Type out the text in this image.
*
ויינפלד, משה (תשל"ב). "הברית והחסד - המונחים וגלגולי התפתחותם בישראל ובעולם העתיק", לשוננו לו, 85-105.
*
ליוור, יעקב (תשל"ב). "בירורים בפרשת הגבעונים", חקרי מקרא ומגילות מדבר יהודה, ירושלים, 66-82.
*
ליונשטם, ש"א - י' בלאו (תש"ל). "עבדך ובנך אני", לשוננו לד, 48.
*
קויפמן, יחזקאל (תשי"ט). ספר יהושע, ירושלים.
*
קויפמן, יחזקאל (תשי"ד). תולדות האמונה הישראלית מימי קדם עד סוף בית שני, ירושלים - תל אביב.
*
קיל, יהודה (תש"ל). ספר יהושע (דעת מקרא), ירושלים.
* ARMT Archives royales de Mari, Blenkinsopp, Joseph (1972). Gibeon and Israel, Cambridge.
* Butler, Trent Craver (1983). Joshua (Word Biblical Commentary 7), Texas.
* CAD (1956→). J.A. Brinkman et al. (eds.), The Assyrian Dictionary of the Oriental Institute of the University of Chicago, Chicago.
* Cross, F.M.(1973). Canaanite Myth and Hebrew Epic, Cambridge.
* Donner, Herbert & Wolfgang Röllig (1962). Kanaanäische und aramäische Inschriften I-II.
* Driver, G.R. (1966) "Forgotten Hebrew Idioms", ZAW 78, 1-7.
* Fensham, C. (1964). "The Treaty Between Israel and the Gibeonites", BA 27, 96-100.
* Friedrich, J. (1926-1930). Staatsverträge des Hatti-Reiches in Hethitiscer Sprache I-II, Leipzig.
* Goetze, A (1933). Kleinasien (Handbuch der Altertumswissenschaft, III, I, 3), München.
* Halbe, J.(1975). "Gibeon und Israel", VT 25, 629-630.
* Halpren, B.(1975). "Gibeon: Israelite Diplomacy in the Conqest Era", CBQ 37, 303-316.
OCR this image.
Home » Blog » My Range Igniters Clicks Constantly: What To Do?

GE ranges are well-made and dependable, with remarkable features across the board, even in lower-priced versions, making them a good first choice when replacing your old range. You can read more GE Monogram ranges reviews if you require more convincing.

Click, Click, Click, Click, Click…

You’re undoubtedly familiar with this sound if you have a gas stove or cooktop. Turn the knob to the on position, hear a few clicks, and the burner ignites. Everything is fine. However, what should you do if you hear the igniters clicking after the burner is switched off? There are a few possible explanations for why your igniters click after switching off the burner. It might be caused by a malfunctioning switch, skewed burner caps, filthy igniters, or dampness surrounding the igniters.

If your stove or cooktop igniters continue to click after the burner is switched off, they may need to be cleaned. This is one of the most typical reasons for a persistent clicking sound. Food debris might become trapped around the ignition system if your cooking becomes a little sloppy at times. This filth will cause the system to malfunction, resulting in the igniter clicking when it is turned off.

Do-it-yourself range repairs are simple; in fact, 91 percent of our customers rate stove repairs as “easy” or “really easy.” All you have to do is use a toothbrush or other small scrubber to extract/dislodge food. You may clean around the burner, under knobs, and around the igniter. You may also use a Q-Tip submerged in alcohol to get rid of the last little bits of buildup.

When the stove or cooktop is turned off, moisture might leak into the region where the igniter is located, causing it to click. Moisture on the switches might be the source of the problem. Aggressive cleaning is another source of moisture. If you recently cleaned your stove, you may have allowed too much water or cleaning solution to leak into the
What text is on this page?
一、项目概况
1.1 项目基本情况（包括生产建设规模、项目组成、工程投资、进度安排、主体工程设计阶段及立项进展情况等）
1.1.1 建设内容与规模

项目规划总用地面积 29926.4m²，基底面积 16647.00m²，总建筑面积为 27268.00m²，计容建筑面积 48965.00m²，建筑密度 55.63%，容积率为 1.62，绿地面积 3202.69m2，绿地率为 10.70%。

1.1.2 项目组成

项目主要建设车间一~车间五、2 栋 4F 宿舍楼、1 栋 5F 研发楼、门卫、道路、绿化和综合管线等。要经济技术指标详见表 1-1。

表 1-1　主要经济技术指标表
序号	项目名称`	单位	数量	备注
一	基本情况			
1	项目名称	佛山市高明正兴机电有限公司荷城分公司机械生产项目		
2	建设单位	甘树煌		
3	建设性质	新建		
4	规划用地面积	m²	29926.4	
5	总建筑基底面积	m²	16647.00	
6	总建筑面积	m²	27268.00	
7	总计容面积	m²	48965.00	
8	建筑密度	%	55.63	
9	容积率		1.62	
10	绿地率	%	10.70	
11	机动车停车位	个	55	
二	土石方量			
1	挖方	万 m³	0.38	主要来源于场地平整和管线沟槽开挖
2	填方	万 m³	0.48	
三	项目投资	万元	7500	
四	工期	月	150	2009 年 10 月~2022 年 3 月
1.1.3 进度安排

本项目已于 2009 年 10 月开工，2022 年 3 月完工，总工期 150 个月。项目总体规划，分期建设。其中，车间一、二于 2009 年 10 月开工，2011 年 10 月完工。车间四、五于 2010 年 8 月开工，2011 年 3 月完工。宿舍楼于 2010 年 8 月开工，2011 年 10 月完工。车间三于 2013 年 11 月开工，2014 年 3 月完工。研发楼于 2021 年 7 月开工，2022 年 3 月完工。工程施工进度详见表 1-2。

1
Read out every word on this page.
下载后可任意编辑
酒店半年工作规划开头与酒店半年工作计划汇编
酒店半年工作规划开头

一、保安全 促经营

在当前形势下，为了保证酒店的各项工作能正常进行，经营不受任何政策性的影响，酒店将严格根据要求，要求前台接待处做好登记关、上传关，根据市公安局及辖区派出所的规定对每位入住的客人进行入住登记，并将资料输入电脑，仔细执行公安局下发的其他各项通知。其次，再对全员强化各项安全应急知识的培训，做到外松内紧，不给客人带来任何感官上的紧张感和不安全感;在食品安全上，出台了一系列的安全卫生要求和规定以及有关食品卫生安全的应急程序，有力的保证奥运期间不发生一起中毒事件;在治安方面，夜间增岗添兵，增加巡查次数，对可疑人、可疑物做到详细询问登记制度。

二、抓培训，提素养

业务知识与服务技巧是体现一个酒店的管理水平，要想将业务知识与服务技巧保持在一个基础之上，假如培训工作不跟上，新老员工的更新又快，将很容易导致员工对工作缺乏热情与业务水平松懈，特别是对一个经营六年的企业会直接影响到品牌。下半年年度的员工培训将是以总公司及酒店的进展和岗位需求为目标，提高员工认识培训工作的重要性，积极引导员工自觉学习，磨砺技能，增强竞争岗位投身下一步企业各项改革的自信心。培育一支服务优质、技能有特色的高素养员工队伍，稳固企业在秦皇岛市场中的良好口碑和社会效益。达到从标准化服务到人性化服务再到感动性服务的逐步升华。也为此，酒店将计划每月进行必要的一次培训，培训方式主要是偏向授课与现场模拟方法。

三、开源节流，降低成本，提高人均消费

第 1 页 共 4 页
____
● Directive
Take every line from the data that contains the word "יהודה".

● The result
ליוור, יעקב (תשל"ב). "בירורים בפרשת הגבעונים", חקרי מקרא ומגילות מדבר יהודה, ירושלים, 66-82.
קיל, יהודה (תש"ל). ספר יהושע (דעת מקרא), ירושלים.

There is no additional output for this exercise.